> **EXERCISE OBJECTIVE**: Write out the records word for word, with no pictures.

> **ENTRIES SUPPLIED**:
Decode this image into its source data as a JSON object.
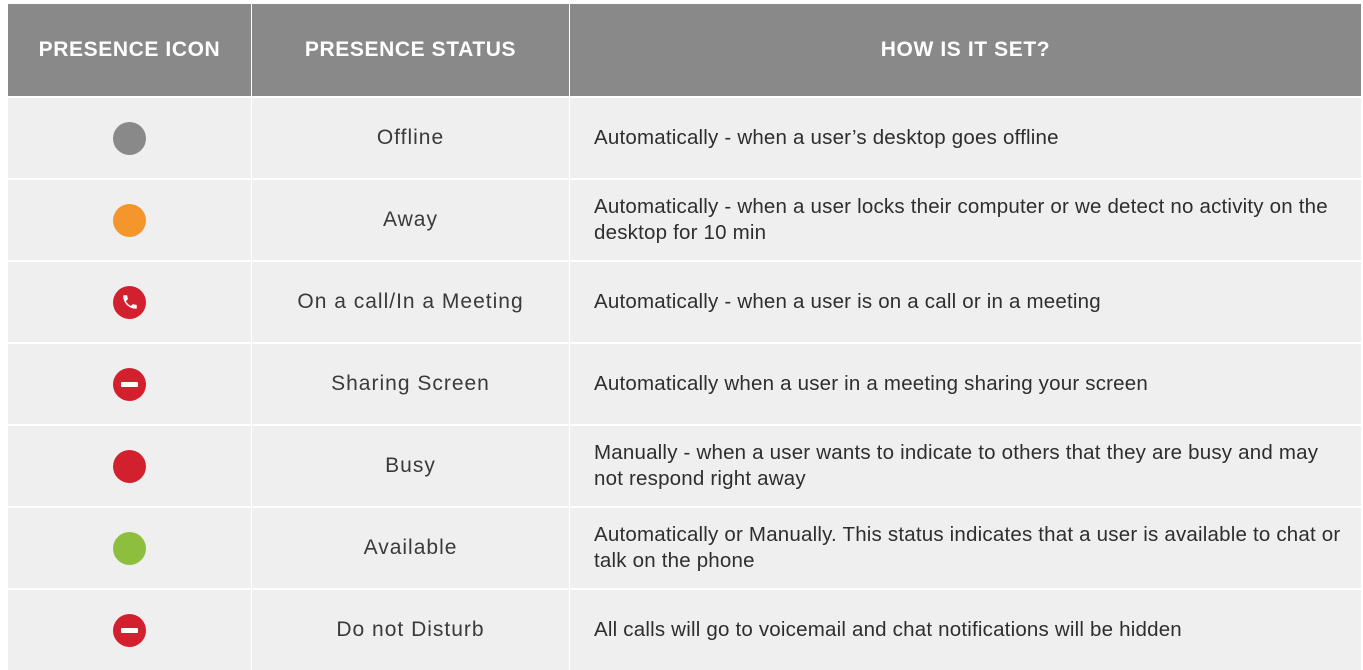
{
  "colors": {
    "header_bg": "#8a8989",
    "row_bg": "#efefef",
    "offline": "#8a8989",
    "away": "#f4962b",
    "red": "#d2202f",
    "available": "#8dbe3e"
  },
  "header": {
    "col1": "PRESENCE ICON",
    "col2": "PRESENCE STATUS",
    "col3": "HOW IS IT SET?"
  },
  "rows": [
    {
      "icon": "gray-dot-icon",
      "status": "Offline",
      "how": "Automatically - when a user’s desktop goes offline"
    },
    {
      "icon": "orange-dot-icon",
      "status": "Away",
      "how": "Automatically - when a user locks their computer or we detect no activity on the desktop for 10 min"
    },
    {
      "icon": "red-phone-icon",
      "status": "On a call/In a Meeting",
      "how": "Automatically - when a user is on a call or in a meeting"
    },
    {
      "icon": "red-minus-icon",
      "status": "Sharing Screen",
      "how": "Automatically when  a user in a meeting sharing your screen"
    },
    {
      "icon": "red-dot-icon",
      "status": "Busy",
      "how": "Manually - when a user wants to indicate to others that they are busy and may not respond right away"
    },
    {
      "icon": "green-dot-icon",
      "status": "Available",
      "how": "Automatically or Manually.  This status indicates that a user is available to chat or talk on the phone"
    },
    {
      "icon": "red-minus-icon",
      "status": "Do not Disturb",
      "how": "All calls will go to voicemail and chat notifications will be hidden"
    }
  ]
}
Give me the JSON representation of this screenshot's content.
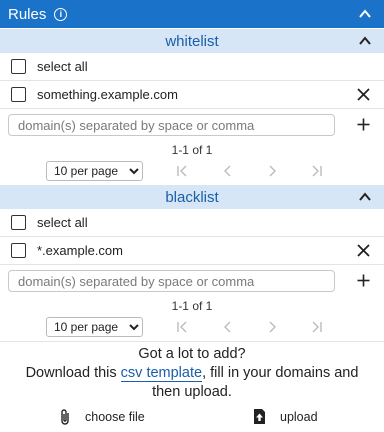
{
  "header": {
    "title": "Rules",
    "info_icon": "info-icon",
    "collapse_icon": "chevron-up-icon",
    "color": "#1a73c8"
  },
  "whitelist": {
    "title": "whitelist",
    "select_all": "select all",
    "items": [
      {
        "domain": "something.example.com"
      }
    ],
    "input_placeholder": "domain(s) separated by space or comma",
    "range": "1-1 of 1",
    "per_page": "10 per page",
    "per_page_options": [
      "10 per page"
    ]
  },
  "blacklist": {
    "title": "blacklist",
    "select_all": "select all",
    "items": [
      {
        "domain": "*.example.com"
      }
    ],
    "input_placeholder": "domain(s) separated by space or comma",
    "range": "1-1 of 1",
    "per_page": "10 per page",
    "per_page_options": [
      "10 per page"
    ]
  },
  "footer": {
    "heading": "Got a lot to add?",
    "line_before_link": "Download this ",
    "link_text": "csv template",
    "line_after_link": ", fill in your domains and",
    "line_end": "then upload.",
    "choose_file": "choose file",
    "upload": "upload"
  },
  "colors": {
    "accent": "#1a73c8",
    "section_bg": "#d6e6f7",
    "section_text": "#1a5fa8"
  }
}
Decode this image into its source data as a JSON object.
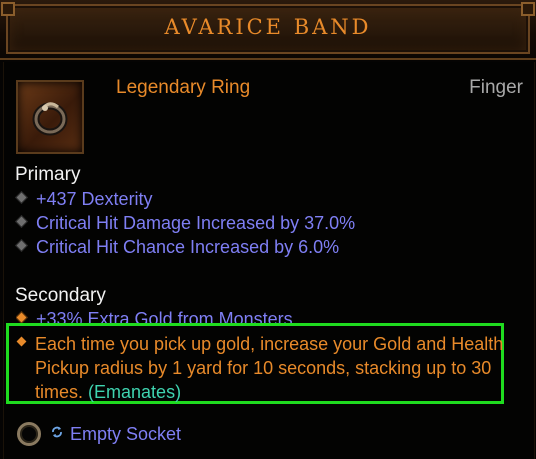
{
  "item": {
    "name": "AVARICE BAND",
    "type": "Legendary Ring",
    "slot": "Finger"
  },
  "primary": {
    "title": "Primary",
    "stats": [
      "+437 Dexterity",
      "Critical Hit Damage Increased by 37.0%",
      "Critical Hit Chance Increased by 6.0%"
    ]
  },
  "secondary": {
    "title": "Secondary",
    "stats": [
      "+33% Extra Gold from Monsters"
    ]
  },
  "legendary_power": {
    "text": "Each time you pick up gold, increase your Gold and Health Pickup radius by 1 yard for 10 seconds, stacking up to 30 times.",
    "tag": "(Emanates)"
  },
  "socket": {
    "label": "Empty Socket"
  },
  "colors": {
    "legendary": "#e88a2a",
    "magic_affix": "#7f7ff4",
    "highlight_border": "#1fdc1f",
    "emanates": "#3fd4b0"
  }
}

> **ANSWER**:
Decode this image into its source data as a JSON object.
{
  "colors": {
    "header_bg": "#8a8989",
    "row_bg": "#efefef",
    "offline": "#8a8989",
    "away": "#f4962b",
    "red": "#d2202f",
    "available": "#8dbe3e"
  },
  "header": {
    "col1": "PRESENCE ICON",
    "col2": "PRESENCE STATUS",
    "col3": "HOW IS IT SET?"
  },
  "rows": [
    {
      "icon": "gray-dot-icon",
      "status": "Offline",
      "how": "Automatically - when a user’s desktop goes offline"
    },
    {
      "icon": "orange-dot-icon",
      "status": "Away",
      "how": "Automatically - when a user locks their computer or we detect no activity on the desktop for 10 min"
    },
    {
      "icon": "red-phone-icon",
      "status": "On a call/In a Meeting",
      "how": "Automatically - when a user is on a call or in a meeting"
    },
    {
      "icon": "red-minus-icon",
      "status": "Sharing Screen",
      "how": "Automatically when  a user in a meeting sharing your screen"
    },
    {
      "icon": "red-dot-icon",
      "status": "Busy",
      "how": "Manually - when a user wants to indicate to others that they are busy and may not respond right away"
    },
    {
      "icon": "green-dot-icon",
      "status": "Available",
      "how": "Automatically or Manually.  This status indicates that a user is available to chat or talk on the phone"
    },
    {
      "icon": "red-minus-icon",
      "status": "Do not Disturb",
      "how": "All calls will go to voicemail and chat notifications will be hidden"
    }
  ]
}
Give me the JSON representation of this screenshot's content.
{
  "header": {
    "title": "Rules",
    "info_icon": "info-icon",
    "collapse_icon": "chevron-up-icon",
    "color": "#1a73c8"
  },
  "whitelist": {
    "title": "whitelist",
    "select_all": "select all",
    "items": [
      {
        "domain": "something.example.com"
      }
    ],
    "input_placeholder": "domain(s) separated by space or comma",
    "range": "1-1 of 1",
    "per_page": "10 per page",
    "per_page_options": [
      "10 per page"
    ]
  },
  "blacklist": {
    "title": "blacklist",
    "select_all": "select all",
    "items": [
      {
        "domain": "*.example.com"
      }
    ],
    "input_placeholder": "domain(s) separated by space or comma",
    "range": "1-1 of 1",
    "per_page": "10 per page",
    "per_page_options": [
      "10 per page"
    ]
  },
  "footer": {
    "heading": "Got a lot to add?",
    "line_before_link": "Download this ",
    "link_text": "csv template",
    "line_after_link": ", fill in your domains and",
    "line_end": "then upload.",
    "choose_file": "choose file",
    "upload": "upload"
  },
  "colors": {
    "accent": "#1a73c8",
    "section_bg": "#d6e6f7",
    "section_text": "#1a5fa8"
  }
}
Decode this image into its source data as a JSON object.
{
  "item": {
    "name": "AVARICE BAND",
    "type": "Legendary Ring",
    "slot": "Finger"
  },
  "primary": {
    "title": "Primary",
    "stats": [
      "+437 Dexterity",
      "Critical Hit Damage Increased by 37.0%",
      "Critical Hit Chance Increased by 6.0%"
    ]
  },
  "secondary": {
    "title": "Secondary",
    "stats": [
      "+33% Extra Gold from Monsters"
    ]
  },
  "legendary_power": {
    "text": "Each time you pick up gold, increase your Gold and Health Pickup radius by 1 yard for 10 seconds, stacking up to 30 times.",
    "tag": "(Emanates)"
  },
  "socket": {
    "label": "Empty Socket"
  },
  "colors": {
    "legendary": "#e88a2a",
    "magic_affix": "#7f7ff4",
    "highlight_border": "#1fdc1f",
    "emanates": "#3fd4b0"
  }
}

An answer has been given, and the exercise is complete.